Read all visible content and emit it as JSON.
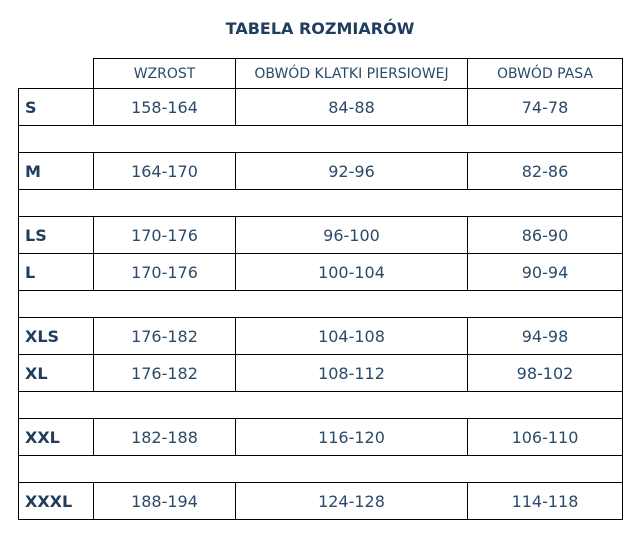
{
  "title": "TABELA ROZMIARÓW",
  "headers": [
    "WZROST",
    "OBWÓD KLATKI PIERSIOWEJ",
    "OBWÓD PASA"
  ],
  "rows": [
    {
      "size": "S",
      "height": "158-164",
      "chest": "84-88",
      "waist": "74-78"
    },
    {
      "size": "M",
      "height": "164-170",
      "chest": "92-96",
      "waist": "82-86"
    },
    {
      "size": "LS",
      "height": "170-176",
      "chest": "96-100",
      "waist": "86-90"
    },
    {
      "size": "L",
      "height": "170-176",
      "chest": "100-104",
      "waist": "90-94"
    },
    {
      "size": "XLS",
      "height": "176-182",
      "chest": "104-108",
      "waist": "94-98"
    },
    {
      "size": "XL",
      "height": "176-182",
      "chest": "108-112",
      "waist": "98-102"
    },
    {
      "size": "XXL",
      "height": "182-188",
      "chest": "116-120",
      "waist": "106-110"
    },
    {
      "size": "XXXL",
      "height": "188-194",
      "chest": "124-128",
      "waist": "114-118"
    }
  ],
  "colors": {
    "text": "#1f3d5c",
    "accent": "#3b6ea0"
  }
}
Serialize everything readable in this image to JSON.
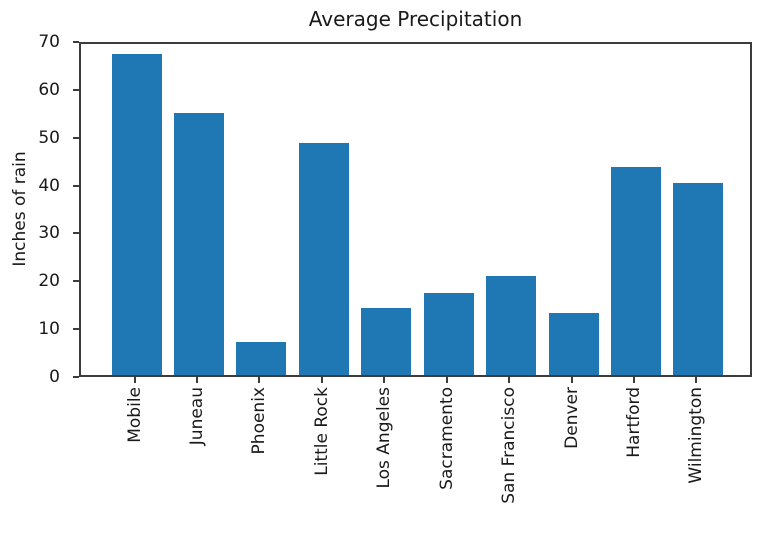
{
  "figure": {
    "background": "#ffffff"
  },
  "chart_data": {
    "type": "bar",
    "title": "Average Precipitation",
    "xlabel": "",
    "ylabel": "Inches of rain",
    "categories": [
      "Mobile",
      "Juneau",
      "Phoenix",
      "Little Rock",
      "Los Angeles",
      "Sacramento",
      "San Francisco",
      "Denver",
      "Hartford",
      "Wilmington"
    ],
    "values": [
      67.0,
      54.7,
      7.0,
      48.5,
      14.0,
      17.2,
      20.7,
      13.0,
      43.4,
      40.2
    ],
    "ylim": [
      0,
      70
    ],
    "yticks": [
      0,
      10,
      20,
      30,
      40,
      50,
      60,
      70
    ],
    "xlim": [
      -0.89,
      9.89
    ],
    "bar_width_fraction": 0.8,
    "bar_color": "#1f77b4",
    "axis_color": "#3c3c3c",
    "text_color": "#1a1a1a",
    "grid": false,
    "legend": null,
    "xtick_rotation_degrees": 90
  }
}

> [EXERCISE INSTRUCTIONS] Retype all of the entries exactly as written, leaving out any images.

> [TASK RESULT]
Read all visible content and emit it as JSON.
{
  "title": "TABELA ROZMIARÓW",
  "headers": [
    "WZROST",
    "OBWÓD KLATKI PIERSIOWEJ",
    "OBWÓD PASA"
  ],
  "rows": [
    {
      "size": "S",
      "height": "158-164",
      "chest": "84-88",
      "waist": "74-78"
    },
    {
      "size": "M",
      "height": "164-170",
      "chest": "92-96",
      "waist": "82-86"
    },
    {
      "size": "LS",
      "height": "170-176",
      "chest": "96-100",
      "waist": "86-90"
    },
    {
      "size": "L",
      "height": "170-176",
      "chest": "100-104",
      "waist": "90-94"
    },
    {
      "size": "XLS",
      "height": "176-182",
      "chest": "104-108",
      "waist": "94-98"
    },
    {
      "size": "XL",
      "height": "176-182",
      "chest": "108-112",
      "waist": "98-102"
    },
    {
      "size": "XXL",
      "height": "182-188",
      "chest": "116-120",
      "waist": "106-110"
    },
    {
      "size": "XXXL",
      "height": "188-194",
      "chest": "124-128",
      "waist": "114-118"
    }
  ],
  "colors": {
    "text": "#1f3d5c",
    "accent": "#3b6ea0"
  }
}
Serialize everything readable in this image to JSON.
{
  "figure": {
    "background": "#ffffff"
  },
  "chart_data": {
    "type": "bar",
    "title": "Average Precipitation",
    "xlabel": "",
    "ylabel": "Inches of rain",
    "categories": [
      "Mobile",
      "Juneau",
      "Phoenix",
      "Little Rock",
      "Los Angeles",
      "Sacramento",
      "San Francisco",
      "Denver",
      "Hartford",
      "Wilmington"
    ],
    "values": [
      67.0,
      54.7,
      7.0,
      48.5,
      14.0,
      17.2,
      20.7,
      13.0,
      43.4,
      40.2
    ],
    "ylim": [
      0,
      70
    ],
    "yticks": [
      0,
      10,
      20,
      30,
      40,
      50,
      60,
      70
    ],
    "xlim": [
      -0.89,
      9.89
    ],
    "bar_width_fraction": 0.8,
    "bar_color": "#1f77b4",
    "axis_color": "#3c3c3c",
    "text_color": "#1a1a1a",
    "grid": false,
    "legend": null,
    "xtick_rotation_degrees": 90
  }
}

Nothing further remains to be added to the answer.